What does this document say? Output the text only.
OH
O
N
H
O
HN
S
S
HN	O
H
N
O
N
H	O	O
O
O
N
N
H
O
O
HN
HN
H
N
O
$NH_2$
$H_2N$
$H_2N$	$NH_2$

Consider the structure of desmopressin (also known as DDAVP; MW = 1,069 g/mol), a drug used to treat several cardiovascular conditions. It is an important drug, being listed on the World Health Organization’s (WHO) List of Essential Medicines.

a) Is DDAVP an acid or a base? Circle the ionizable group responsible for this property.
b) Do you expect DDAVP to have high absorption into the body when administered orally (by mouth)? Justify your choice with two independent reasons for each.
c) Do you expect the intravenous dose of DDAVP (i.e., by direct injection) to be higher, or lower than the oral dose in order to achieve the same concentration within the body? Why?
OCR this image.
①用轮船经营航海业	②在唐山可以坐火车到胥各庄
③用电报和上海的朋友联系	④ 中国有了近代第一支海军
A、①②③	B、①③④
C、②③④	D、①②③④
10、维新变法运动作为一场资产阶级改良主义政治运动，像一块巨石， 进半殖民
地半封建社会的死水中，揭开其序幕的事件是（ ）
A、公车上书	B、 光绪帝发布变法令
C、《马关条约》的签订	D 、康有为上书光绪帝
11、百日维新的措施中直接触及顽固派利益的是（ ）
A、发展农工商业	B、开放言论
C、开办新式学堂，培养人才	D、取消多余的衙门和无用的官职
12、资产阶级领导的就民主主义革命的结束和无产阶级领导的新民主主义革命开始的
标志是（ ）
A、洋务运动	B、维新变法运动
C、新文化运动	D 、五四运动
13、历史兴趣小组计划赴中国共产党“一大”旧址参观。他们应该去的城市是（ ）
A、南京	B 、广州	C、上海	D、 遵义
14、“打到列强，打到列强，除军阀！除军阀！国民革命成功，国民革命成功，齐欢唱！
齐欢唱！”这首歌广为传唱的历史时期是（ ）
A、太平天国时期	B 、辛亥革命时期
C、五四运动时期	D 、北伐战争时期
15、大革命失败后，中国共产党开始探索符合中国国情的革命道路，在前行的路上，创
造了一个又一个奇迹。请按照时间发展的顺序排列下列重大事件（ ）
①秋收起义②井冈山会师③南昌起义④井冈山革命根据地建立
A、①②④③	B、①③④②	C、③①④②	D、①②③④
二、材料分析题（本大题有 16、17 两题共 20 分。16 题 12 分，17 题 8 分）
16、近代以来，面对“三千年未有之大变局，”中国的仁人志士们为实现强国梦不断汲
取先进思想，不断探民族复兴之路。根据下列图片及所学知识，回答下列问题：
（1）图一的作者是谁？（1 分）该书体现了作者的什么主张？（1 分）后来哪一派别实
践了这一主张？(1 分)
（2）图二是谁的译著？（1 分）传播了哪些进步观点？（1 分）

* Short task:
Restate each of the entries above verbatim.

* Solved exercise:
What does this document say? Output the text only.
OH
O
N
H
O
HN
S
S
HN	O
H
N
O
N
H	O	O
O
O
N
N
H
O
O
HN
HN
H
N
O
$NH_2$
$H_2N$
$H_2N$	$NH_2$

Consider the structure of desmopressin (also known as DDAVP; MW = 1,069 g/mol), a drug used to treat several cardiovascular conditions. It is an important drug, being listed on the World Health Organization’s (WHO) List of Essential Medicines.

a) Is DDAVP an acid or a base? Circle the ionizable group responsible for this property.
b) Do you expect DDAVP to have high absorption into the body when administered orally (by mouth)? Justify your choice with two independent reasons for each.
c) Do you expect the intravenous dose of DDAVP (i.e., by direct injection) to be higher, or lower than the oral dose in order to achieve the same concentration within the body? Why?
OCR this image.
①用轮船经营航海业	②在唐山可以坐火车到胥各庄
③用电报和上海的朋友联系	④ 中国有了近代第一支海军
A、①②③	B、①③④
C、②③④	D、①②③④
10、维新变法运动作为一场资产阶级改良主义政治运动，像一块巨石， 进半殖民
地半封建社会的死水中，揭开其序幕的事件是（ ）
A、公车上书	B、 光绪帝发布变法令
C、《马关条约》的签订	D 、康有为上书光绪帝
11、百日维新的措施中直接触及顽固派利益的是（ ）
A、发展农工商业	B、开放言论
C、开办新式学堂，培养人才	D、取消多余的衙门和无用的官职
12、资产阶级领导的就民主主义革命的结束和无产阶级领导的新民主主义革命开始的
标志是（ ）
A、洋务运动	B、维新变法运动
C、新文化运动	D 、五四运动
13、历史兴趣小组计划赴中国共产党“一大”旧址参观。他们应该去的城市是（ ）
A、南京	B 、广州	C、上海	D、 遵义
14、“打到列强，打到列强，除军阀！除军阀！国民革命成功，国民革命成功，齐欢唱！
齐欢唱！”这首歌广为传唱的历史时期是（ ）
A、太平天国时期	B 、辛亥革命时期
C、五四运动时期	D 、北伐战争时期
15、大革命失败后，中国共产党开始探索符合中国国情的革命道路，在前行的路上，创
造了一个又一个奇迹。请按照时间发展的顺序排列下列重大事件（ ）
①秋收起义②井冈山会师③南昌起义④井冈山革命根据地建立
A、①②④③	B、①③④②	C、③①④②	D、①②③④
二、材料分析题（本大题有 16、17 两题共 20 分。16 题 12 分，17 题 8 分）
16、近代以来，面对“三千年未有之大变局，”中国的仁人志士们为实现强国梦不断汲
取先进思想，不断探民族复兴之路。根据下列图片及所学知识，回答下列问题：
（1）图一的作者是谁？（1 分）该书体现了作者的什么主张？（1 分）后来哪一派别实
践了这一主张？(1 分)
（2）图二是谁的译著？（1 分）传播了哪些进步观点？（1 分）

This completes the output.